▶ _Directions_:
Every line below should be copied exactly; drop the pictures.

#### Records to process

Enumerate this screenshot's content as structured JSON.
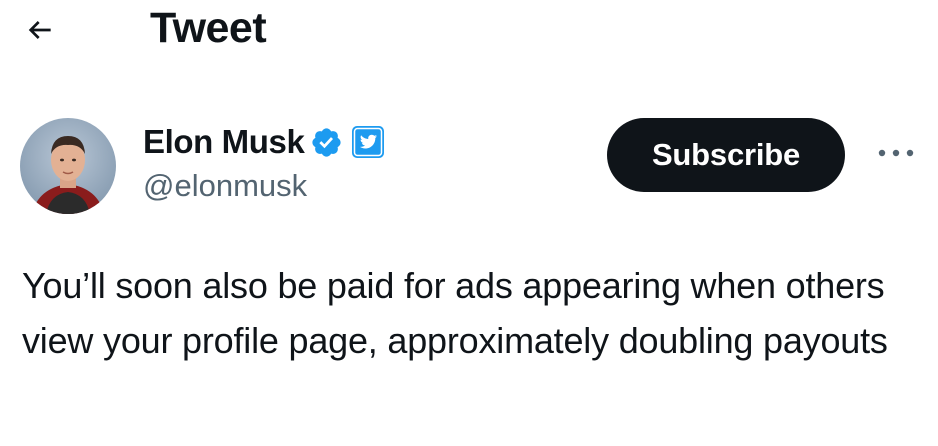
{
  "header": {
    "title": "Tweet",
    "back_icon": "arrow-left-icon"
  },
  "author": {
    "display_name": "Elon Musk",
    "handle": "@elonmusk",
    "verified_icon": "verified-badge-icon",
    "affiliate_icon": "twitter-affiliate-icon",
    "verified_color": "#1d9bf0"
  },
  "actions": {
    "subscribe_label": "Subscribe",
    "more_icon": "more-horizontal-icon"
  },
  "tweet": {
    "text": "You’ll soon also be paid for ads appearing when others view your profile page, approximately doubling payouts"
  },
  "colors": {
    "text_primary": "#0f1419",
    "text_secondary": "#536471",
    "button_bg": "#0f1419",
    "accent": "#1d9bf0"
  }
}
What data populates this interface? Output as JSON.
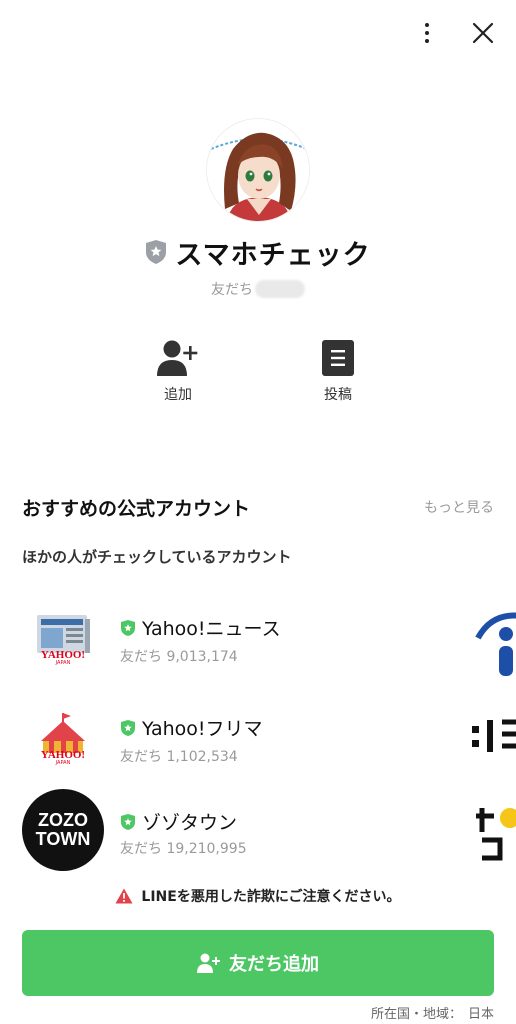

########

▶ _Solution to this problem_:
Enumerate this screenshot's content as structured JSON.
{
  "header": {
    "title": "Tweet",
    "back_icon": "arrow-left-icon"
  },
  "author": {
    "display_name": "Elon Musk",
    "handle": "@elonmusk",
    "verified_icon": "verified-badge-icon",
    "affiliate_icon": "twitter-affiliate-icon",
    "verified_color": "#1d9bf0"
  },
  "actions": {
    "subscribe_label": "Subscribe",
    "more_icon": "more-horizontal-icon"
  },
  "tweet": {
    "text": "You’ll soon also be paid for ads appearing when others view your profile page, approximately doubling payouts"
  },
  "colors": {
    "text_primary": "#0f1419",
    "text_secondary": "#536471",
    "button_bg": "#0f1419",
    "accent": "#1d9bf0"
  }
}
What data populates this interface? Output as JSON.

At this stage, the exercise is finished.